Feb. 28, 2004: When 18-year-old Nikhil Neelkantan of Newark got his

driver's license, the first place he drove was the Hindu Temple in

Hockessin for reflection and prayer. Since then, he has gone to the

temple every week, surprising his father, Neel, who emigrated from

India 35 years ago.

 

"When we grew up in India, the first thing you did when you got

something was you go and pray," said Neel Neelkantan, who said he

didn't expect his son to do the same in the United States.

Neelkantan said he was surprised that his son has embraced a

tradition that is common in India, but not here.

 

Nikhil Neelkantan is one of thousands of young Indian-Americans in

Delaware trying to balance the customs of their South Asian homeland

with the vastly different modern culture of America.

 

While many young Indian-Americans were once quick to shed time-

honored traditions of India for American ways, more are now

increasingly achieving a balance between their two worlds, in large

part because of the recent explosion of Indian pop culture in

America.

 

The British film "Bend It Like Beckham," which showcased an Indian

family's struggle between tradition and acceptance, scored big with

American audiences. And Indian movies such as "Laagan" and "Monsoon

Wedding" have been hits in the United States, clearing the way for

India's movie industry, known as Bollywood, to export more such

films to the West.

* Information provided:
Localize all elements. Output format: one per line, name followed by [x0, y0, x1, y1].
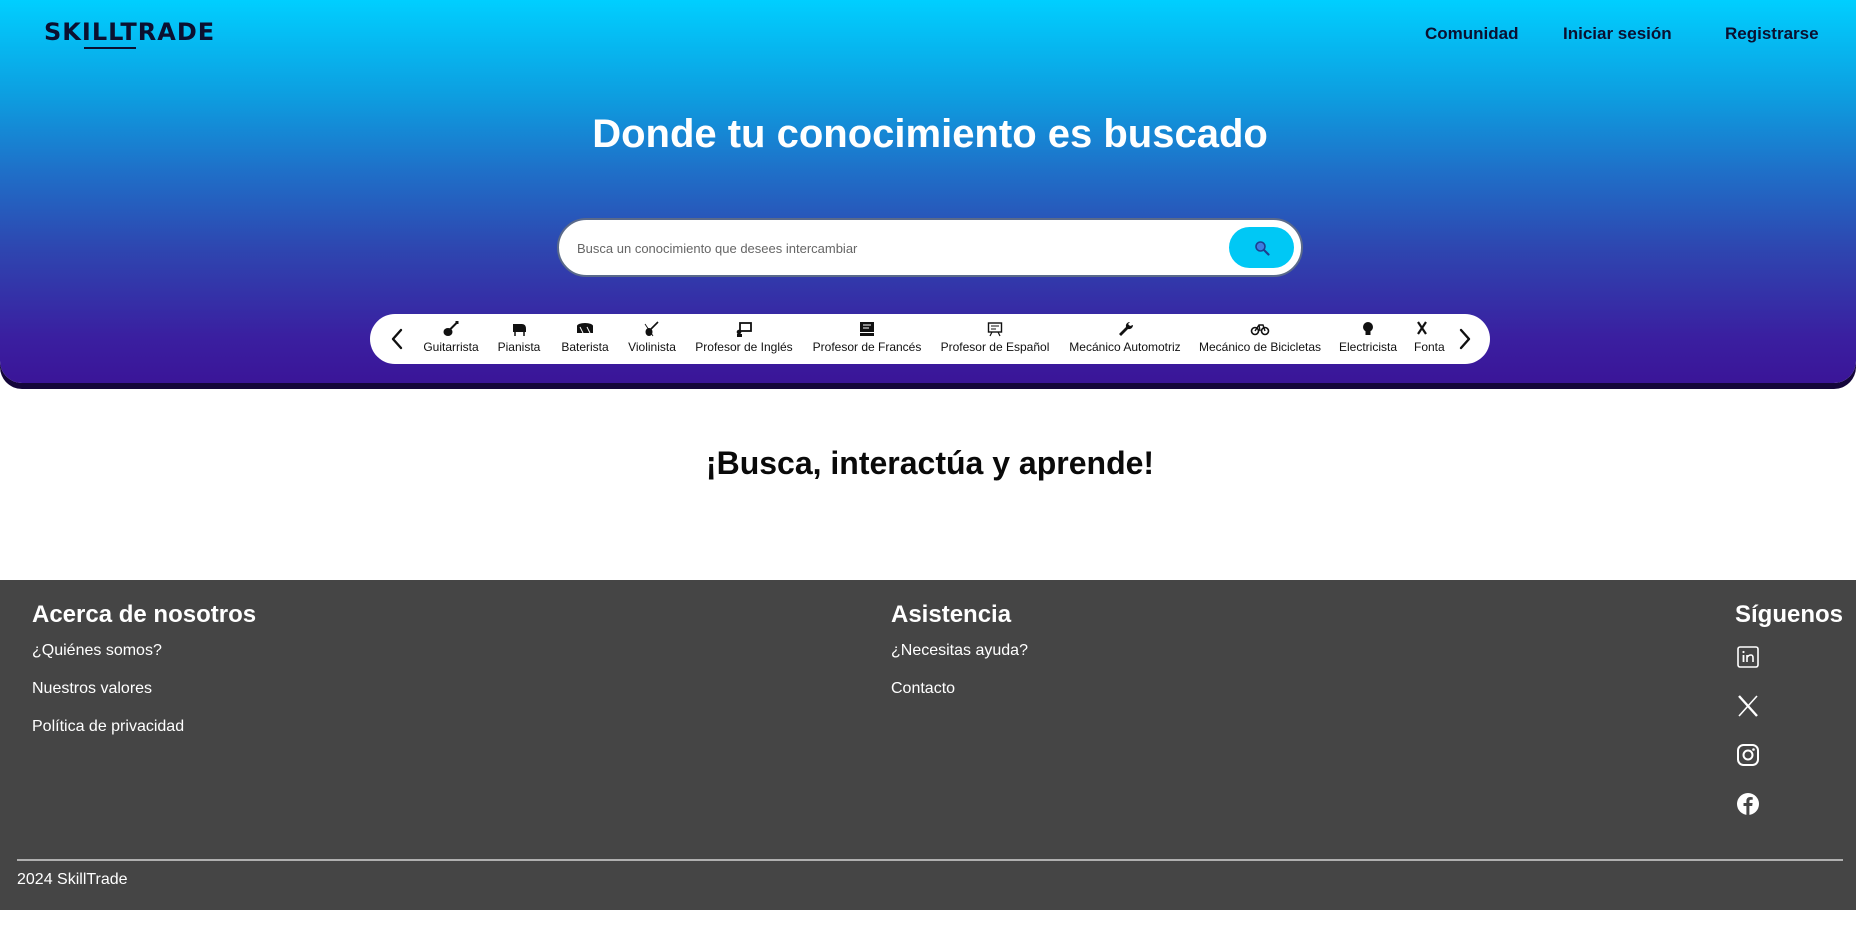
category-item-mecanico-automotriz[interactable]: Mecánico Automotriz [1068, 320, 1182, 360]
logo[interactable]: SKILLTRADE [44, 18, 215, 46]
category-carousel: Guitarrista Pianista Baterista Violinist… [370, 314, 1490, 364]
chevron-right-icon [1459, 328, 1471, 350]
category-item-violinista[interactable]: Violinista [626, 320, 678, 360]
footer-social-heading: Síguenos [1735, 601, 1844, 628]
category-label: Profesor de Inglés [695, 340, 793, 354]
category-label: Pianista [497, 340, 541, 354]
category-label: Profesor de Español [940, 340, 1050, 354]
carousel-next-button[interactable] [1452, 326, 1478, 352]
footer-link-ayuda[interactable]: ¿Necesitas ayuda? [891, 642, 1028, 660]
category-item-guitarrista[interactable]: Guitarrista [420, 320, 482, 360]
hero-section: SKILLTRADE Comunidad Iniciar sesión Regi… [0, 0, 1856, 383]
footer-support-heading: Asistencia [891, 601, 1012, 628]
category-label: Mecánico de Bicicletas [1198, 340, 1322, 354]
search-input[interactable] [577, 230, 1197, 266]
category-item-mecanico-bicicletas[interactable]: Mecánico de Bicicletas [1198, 320, 1322, 360]
footer-link-contacto[interactable]: Contacto [891, 680, 955, 698]
nav-community-link[interactable]: Comunidad [1425, 24, 1519, 44]
copyright-text: 2024 SkillTrade [17, 871, 128, 888]
x-icon[interactable] [1735, 693, 1761, 719]
footer-about-heading: Acerca de nosotros [32, 601, 257, 628]
carousel-prev-button[interactable] [384, 326, 410, 352]
classroom-icon [987, 322, 1003, 337]
piano-icon [513, 324, 526, 336]
drum-icon [577, 323, 593, 334]
chalkboard-icon [860, 322, 874, 336]
category-label: Guitarrista [423, 340, 479, 354]
facebook-icon[interactable] [1735, 791, 1761, 817]
category-item-electricista[interactable]: Electricista [1338, 320, 1398, 360]
wrench-icon [1119, 321, 1134, 336]
nav-register-link[interactable]: Registrarse [1725, 24, 1819, 44]
plumbing-icon [1417, 321, 1427, 335]
category-item-profesor-espanol[interactable]: Profesor de Español [940, 320, 1050, 360]
lightbulb-icon [1363, 322, 1373, 335]
category-label: Baterista [561, 340, 609, 354]
category-label: Mecánico Automotriz [1069, 340, 1181, 354]
search-button[interactable] [1229, 227, 1294, 268]
logo-underline [84, 47, 136, 49]
category-label: Violinista [628, 340, 676, 354]
search-icon [1254, 240, 1270, 256]
violin-icon [644, 321, 659, 337]
guitar-icon [443, 321, 459, 336]
footer-divider [17, 859, 1843, 861]
instagram-icon[interactable] [1735, 742, 1761, 768]
hero-title: Donde tu conocimiento es buscado [592, 112, 1268, 156]
footer: Acerca de nosotros ¿Quiénes somos? Nuest… [0, 580, 1856, 910]
teacher-board-icon [736, 322, 752, 337]
category-item-pianista[interactable]: Pianista [494, 320, 544, 360]
footer-link-quienes-somos[interactable]: ¿Quiénes somos? [32, 642, 162, 660]
category-item-profesor-frances[interactable]: Profesor de Francés [812, 320, 922, 360]
nav-login-link[interactable]: Iniciar sesión [1563, 24, 1672, 44]
category-item-profesor-ingles[interactable]: Profesor de Inglés [693, 320, 795, 360]
linkedin-icon[interactable] [1735, 644, 1761, 670]
category-label: Electricista [1338, 340, 1397, 354]
category-item-baterista[interactable]: Baterista [558, 320, 612, 360]
search-bar [557, 218, 1303, 277]
footer-link-privacidad[interactable]: Política de privacidad [32, 718, 184, 736]
category-label: Profesor de Francés [812, 340, 922, 354]
chevron-left-icon [391, 328, 403, 350]
section-subtitle: ¡Busca, interactúa y aprende! [705, 445, 1155, 481]
footer-link-nuestros-valores[interactable]: Nuestros valores [32, 680, 152, 698]
category-list: Guitarrista Pianista Baterista Violinist… [420, 314, 1460, 364]
bicycle-icon [1250, 324, 1270, 336]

* Work instructions: Name every film title that appears in the passage about young Indian-Americans in Delaware.

* Answer:
- "Bend It Like Beckham"
- "Laagan"
- "Monsoon Wedding"